__Exercise objective__.
Set down each line of the data below exactly as it stands, dropping the pictures.
— START OF Entries —
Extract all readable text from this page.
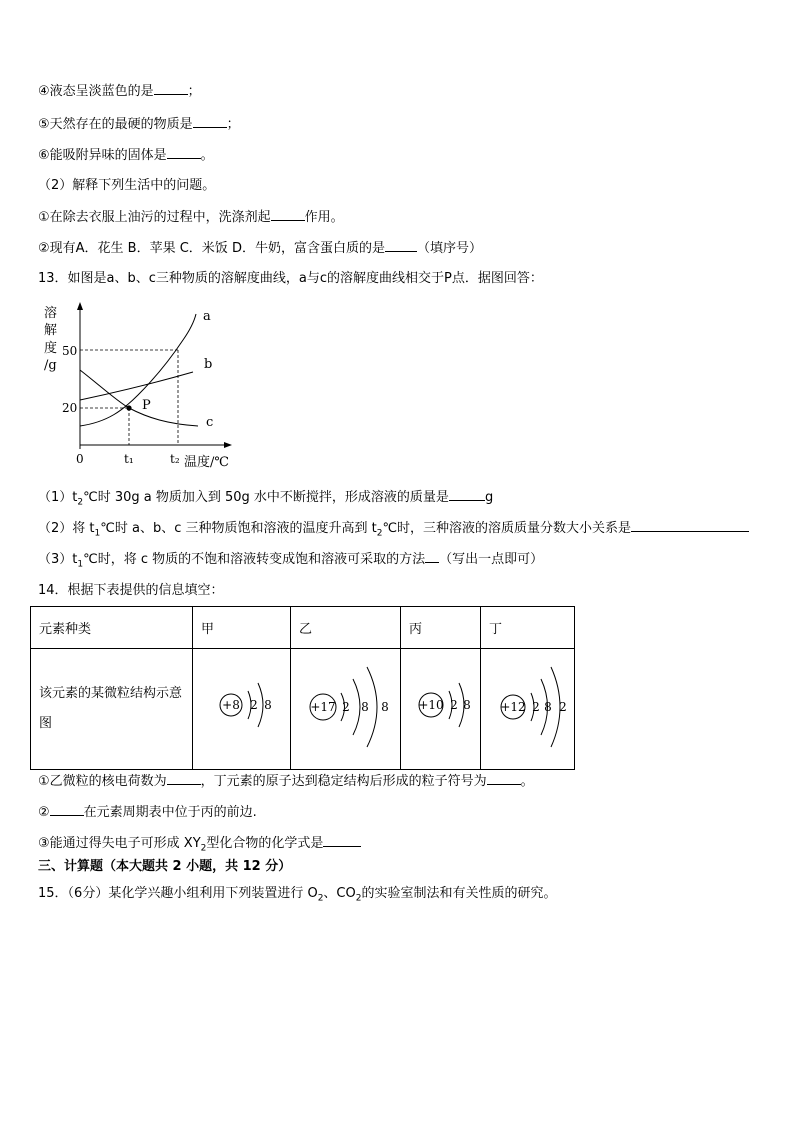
④液态呈淡蓝色的是	；
⑤天然存在的最硬的物质是	；
⑥能吸附异味的固体是	。
（2）解释下列生活中的问题。
①在除去衣服上油污的过程中，洗涤剂起	作用。
②现有A．花生 B．苹果 C．米饭 D．牛奶，富含蛋白质的是 （填序号）
13．如图是a、b、c三种物质的溶解度曲线，a与c的溶解度曲线相交于P点．据图回答：
溶
解
度
/g
50
20
0	t₁	t₂ 温度/℃
a
b
c
P
$(1)t_2℃$时 30g a 物质加入到 50g 水中不断搅拌，形成溶液的质量是	g
（2）将 $t_1℃$时 a、b、c 三种物质饱和溶液的温度升高到 $t_2℃$时，三种溶液的溶质质量分数大小关系是
$(3)t_1℃$时，将 c 物质的不饱和溶液转变成饱和溶液可采取的方法 （写出一点即可）
14．根据下表提供的信息填空：
元素种类	甲	乙	丙	丁
该元素的某微粒结构示意图	+8 2 8	+17 2 8 8	+10 2 8	+12 2 8 2
①乙微粒的核电荷数为	，丁元素的原子达到稳定结构后形成的粒子符号为	。
②	在元素周期表中位于丙的前边.
③能通过得失电子可形成 $XY_2$型化合物的化学式是
三、计算题（本大题共 2 小题，共 12 分）
15．（6分）某化学兴趣小组利用下列装置进行 $O_2$、$CO_2$的实验室制法和有关性质的研究。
— END OF Entries —
__Solution__.
Extract all readable text from this page.
④液态呈淡蓝色的是	；
⑤天然存在的最硬的物质是	；
⑥能吸附异味的固体是	。
（2）解释下列生活中的问题。
①在除去衣服上油污的过程中，洗涤剂起	作用。
②现有A．花生 B．苹果 C．米饭 D．牛奶，富含蛋白质的是 （填序号）
13．如图是a、b、c三种物质的溶解度曲线，a与c的溶解度曲线相交于P点．据图回答：
溶
解
度
/g
50
20
0	t₁	t₂ 温度/℃
a
b
c
P
$(1)t_2℃$时 30g a 物质加入到 50g 水中不断搅拌，形成溶液的质量是	g
（2）将 $t_1℃$时 a、b、c 三种物质饱和溶液的温度升高到 $t_2℃$时，三种溶液的溶质质量分数大小关系是
$(3)t_1℃$时，将 c 物质的不饱和溶液转变成饱和溶液可采取的方法 （写出一点即可）
14．根据下表提供的信息填空：
元素种类	甲	乙	丙	丁
该元素的某微粒结构示意图	+8 2 8	+17 2 8 8	+10 2 8	+12 2 8 2
①乙微粒的核电荷数为	，丁元素的原子达到稳定结构后形成的粒子符号为	。
②	在元素周期表中位于丙的前边.
③能通过得失电子可形成 $XY_2$型化合物的化学式是
三、计算题（本大题共 2 小题，共 12 分）
15．（6分）某化学兴趣小组利用下列装置进行 $O_2$、$CO_2$的实验室制法和有关性质的研究。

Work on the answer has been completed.